EXERCISE DESCRIPTION
For the listing underneath, give the count of lines containing the string "tháng" and nothing further.

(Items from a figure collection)
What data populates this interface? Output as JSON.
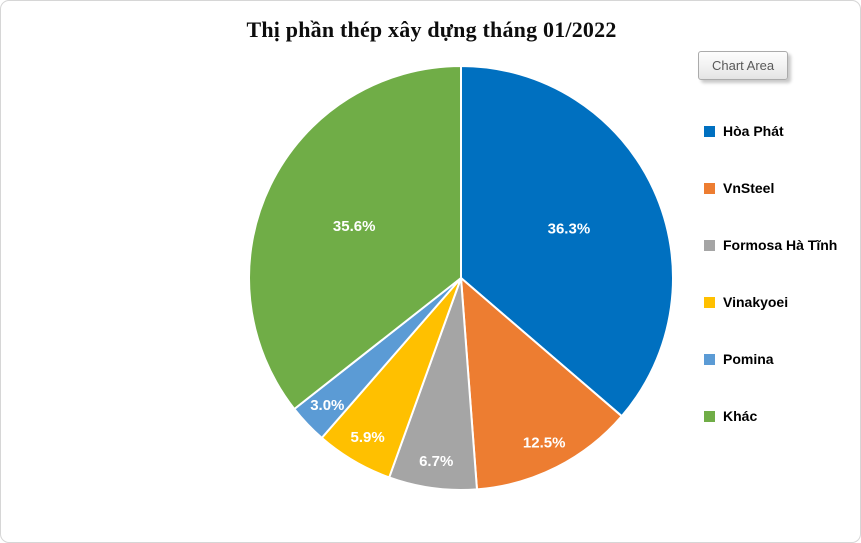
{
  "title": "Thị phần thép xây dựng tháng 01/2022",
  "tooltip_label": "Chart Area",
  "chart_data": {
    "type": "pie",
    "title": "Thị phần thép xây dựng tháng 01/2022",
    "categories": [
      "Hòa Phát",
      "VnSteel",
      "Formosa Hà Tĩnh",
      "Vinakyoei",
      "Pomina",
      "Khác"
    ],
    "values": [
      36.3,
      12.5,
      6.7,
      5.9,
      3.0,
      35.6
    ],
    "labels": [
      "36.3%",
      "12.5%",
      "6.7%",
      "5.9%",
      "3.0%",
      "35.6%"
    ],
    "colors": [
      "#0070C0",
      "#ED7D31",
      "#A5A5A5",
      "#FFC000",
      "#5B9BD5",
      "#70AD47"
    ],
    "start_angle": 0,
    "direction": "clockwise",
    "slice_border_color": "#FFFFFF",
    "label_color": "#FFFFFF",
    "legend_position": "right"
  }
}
--
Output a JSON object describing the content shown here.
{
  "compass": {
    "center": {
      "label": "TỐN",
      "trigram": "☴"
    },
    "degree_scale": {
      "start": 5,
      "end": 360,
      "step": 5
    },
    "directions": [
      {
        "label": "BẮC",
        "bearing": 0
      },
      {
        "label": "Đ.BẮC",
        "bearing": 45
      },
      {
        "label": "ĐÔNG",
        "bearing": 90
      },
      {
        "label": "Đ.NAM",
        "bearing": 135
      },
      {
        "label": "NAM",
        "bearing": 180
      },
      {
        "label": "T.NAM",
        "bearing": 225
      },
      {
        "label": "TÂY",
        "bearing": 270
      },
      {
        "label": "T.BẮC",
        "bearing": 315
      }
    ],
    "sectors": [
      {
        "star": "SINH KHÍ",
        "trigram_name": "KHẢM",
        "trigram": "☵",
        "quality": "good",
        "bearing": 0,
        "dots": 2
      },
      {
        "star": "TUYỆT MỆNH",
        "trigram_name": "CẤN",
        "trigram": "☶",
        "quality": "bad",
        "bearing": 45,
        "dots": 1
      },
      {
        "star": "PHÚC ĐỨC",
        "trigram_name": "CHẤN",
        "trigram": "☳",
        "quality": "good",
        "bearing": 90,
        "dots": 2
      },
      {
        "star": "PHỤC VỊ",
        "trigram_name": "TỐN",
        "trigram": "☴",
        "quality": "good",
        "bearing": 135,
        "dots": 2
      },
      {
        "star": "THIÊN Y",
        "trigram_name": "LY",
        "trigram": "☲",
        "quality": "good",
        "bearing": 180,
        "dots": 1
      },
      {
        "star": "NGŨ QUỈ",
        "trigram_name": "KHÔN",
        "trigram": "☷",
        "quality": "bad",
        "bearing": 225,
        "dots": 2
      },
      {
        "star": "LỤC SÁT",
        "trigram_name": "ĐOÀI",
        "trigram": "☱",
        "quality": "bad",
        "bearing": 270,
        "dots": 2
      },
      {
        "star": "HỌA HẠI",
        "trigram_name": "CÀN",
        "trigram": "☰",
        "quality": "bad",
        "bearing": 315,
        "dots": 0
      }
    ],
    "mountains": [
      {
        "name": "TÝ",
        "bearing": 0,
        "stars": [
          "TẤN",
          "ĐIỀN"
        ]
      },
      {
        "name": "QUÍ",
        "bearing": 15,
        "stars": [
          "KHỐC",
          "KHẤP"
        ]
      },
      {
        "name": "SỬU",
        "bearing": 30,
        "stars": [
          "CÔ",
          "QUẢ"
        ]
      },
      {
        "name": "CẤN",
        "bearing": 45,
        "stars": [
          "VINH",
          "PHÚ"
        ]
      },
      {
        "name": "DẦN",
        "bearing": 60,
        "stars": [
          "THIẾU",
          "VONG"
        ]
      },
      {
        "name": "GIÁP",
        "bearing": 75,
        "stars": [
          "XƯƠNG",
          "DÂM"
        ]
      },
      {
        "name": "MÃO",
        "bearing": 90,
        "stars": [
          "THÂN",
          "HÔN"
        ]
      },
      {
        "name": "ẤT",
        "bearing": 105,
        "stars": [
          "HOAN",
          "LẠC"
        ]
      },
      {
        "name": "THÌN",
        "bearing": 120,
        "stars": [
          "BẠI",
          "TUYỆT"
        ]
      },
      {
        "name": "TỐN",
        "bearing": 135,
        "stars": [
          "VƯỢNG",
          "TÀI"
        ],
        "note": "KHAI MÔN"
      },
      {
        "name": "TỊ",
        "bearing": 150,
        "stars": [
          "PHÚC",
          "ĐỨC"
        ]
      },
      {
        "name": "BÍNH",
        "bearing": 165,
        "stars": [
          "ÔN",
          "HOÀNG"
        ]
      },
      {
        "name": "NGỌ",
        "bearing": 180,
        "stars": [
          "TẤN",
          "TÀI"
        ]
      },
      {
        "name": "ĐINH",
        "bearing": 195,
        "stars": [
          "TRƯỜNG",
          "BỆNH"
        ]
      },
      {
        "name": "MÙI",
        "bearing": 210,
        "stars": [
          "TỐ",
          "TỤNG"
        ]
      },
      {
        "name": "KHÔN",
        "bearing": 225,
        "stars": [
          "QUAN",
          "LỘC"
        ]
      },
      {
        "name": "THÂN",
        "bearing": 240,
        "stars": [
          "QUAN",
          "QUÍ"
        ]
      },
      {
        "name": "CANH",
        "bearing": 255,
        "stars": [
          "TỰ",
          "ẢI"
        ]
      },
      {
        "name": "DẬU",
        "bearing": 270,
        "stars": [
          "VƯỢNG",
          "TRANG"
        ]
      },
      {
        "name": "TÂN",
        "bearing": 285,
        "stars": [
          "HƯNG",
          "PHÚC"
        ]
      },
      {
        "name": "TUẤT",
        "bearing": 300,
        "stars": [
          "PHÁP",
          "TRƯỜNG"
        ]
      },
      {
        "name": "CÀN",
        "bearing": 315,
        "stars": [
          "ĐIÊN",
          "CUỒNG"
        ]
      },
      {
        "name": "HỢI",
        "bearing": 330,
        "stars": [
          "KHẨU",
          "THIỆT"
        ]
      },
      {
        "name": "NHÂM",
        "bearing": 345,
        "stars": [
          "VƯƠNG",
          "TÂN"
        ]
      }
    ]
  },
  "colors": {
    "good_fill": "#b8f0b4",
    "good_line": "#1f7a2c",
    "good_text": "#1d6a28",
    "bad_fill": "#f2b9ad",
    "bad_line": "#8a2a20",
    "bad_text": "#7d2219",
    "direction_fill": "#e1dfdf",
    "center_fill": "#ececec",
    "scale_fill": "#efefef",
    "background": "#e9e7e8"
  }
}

THE OUTPUT
2